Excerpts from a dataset
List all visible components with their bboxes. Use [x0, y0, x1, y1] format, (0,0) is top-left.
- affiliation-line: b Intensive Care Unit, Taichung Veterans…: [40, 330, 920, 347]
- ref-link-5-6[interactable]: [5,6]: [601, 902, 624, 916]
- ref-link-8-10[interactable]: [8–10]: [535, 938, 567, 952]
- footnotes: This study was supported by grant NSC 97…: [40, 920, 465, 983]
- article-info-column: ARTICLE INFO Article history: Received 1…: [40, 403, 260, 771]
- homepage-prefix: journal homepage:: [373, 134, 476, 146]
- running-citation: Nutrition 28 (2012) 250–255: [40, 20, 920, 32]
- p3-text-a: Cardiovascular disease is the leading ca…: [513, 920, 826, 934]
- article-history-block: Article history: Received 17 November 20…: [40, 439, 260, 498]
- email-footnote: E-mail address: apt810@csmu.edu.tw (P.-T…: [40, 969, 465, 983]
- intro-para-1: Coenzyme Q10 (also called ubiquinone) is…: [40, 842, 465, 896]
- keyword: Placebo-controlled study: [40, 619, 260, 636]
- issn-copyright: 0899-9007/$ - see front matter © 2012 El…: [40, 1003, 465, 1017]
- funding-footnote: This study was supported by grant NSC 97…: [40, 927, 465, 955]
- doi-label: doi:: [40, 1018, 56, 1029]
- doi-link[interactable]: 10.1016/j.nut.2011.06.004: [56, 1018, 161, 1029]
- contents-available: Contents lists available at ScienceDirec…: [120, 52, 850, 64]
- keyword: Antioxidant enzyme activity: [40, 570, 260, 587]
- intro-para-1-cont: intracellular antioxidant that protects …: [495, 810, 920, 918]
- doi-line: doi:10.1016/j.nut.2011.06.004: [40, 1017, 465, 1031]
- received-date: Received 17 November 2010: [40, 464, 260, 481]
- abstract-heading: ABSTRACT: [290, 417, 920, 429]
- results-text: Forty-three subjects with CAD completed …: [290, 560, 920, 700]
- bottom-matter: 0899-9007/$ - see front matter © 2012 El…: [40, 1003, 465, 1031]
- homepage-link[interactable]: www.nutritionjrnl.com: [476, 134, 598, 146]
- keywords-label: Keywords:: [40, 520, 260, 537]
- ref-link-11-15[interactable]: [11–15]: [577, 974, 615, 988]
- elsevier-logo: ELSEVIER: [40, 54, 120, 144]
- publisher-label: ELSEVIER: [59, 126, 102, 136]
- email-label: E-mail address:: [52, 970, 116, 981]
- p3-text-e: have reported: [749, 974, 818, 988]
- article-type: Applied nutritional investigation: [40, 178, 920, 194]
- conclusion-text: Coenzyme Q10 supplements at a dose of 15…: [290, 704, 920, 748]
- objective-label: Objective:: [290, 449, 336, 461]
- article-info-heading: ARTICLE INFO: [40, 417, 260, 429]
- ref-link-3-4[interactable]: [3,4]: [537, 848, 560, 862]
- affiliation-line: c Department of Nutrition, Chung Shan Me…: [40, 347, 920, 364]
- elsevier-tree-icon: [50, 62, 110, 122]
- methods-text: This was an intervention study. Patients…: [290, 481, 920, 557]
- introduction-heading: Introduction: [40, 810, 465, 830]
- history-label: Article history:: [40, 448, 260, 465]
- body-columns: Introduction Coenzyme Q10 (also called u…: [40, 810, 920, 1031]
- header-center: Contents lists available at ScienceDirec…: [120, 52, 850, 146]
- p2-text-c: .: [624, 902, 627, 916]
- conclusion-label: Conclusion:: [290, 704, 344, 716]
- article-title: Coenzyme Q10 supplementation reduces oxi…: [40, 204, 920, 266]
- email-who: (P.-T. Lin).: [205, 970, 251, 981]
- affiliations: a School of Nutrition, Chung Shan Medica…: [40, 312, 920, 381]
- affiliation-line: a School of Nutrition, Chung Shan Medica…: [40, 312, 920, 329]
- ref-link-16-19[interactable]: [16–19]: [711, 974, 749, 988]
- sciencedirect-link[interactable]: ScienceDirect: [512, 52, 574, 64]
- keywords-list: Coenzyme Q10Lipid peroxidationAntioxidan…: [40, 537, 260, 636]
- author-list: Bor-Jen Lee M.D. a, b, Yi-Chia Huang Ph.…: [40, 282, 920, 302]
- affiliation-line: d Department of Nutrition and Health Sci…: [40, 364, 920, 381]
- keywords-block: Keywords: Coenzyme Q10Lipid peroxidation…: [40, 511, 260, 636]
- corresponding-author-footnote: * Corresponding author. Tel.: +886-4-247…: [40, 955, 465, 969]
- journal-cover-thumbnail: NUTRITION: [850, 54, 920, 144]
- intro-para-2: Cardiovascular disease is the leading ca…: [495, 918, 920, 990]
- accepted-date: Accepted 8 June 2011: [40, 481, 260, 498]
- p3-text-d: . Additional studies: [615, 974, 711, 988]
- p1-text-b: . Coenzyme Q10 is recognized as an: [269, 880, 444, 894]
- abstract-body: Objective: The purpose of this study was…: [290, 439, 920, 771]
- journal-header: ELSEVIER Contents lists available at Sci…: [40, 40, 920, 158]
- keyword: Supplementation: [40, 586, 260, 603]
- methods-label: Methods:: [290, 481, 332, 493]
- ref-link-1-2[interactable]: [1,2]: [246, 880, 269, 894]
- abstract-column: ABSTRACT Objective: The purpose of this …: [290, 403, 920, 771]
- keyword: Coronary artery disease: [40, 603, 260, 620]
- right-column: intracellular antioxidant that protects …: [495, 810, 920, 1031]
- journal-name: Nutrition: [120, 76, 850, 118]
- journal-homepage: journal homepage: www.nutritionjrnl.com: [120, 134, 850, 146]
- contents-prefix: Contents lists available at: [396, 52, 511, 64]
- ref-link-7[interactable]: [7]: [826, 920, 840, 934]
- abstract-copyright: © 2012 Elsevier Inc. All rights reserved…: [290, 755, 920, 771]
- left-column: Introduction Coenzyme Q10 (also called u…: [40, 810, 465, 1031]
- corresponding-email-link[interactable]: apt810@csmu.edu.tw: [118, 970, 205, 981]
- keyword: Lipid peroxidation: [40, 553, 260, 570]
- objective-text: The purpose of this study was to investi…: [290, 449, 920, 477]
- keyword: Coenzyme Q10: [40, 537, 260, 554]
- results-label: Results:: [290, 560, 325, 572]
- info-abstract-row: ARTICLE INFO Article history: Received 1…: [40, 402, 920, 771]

Exercise prompt
Please return a copy of each line in the entries that has the string "Department".

Solution to this problem
- affiliation-line: c Department of Nutrition, Chung Shan Me…: [40, 347, 920, 364]
- affiliation-line: d Department of Nutrition and Health Sci…: [40, 364, 920, 381]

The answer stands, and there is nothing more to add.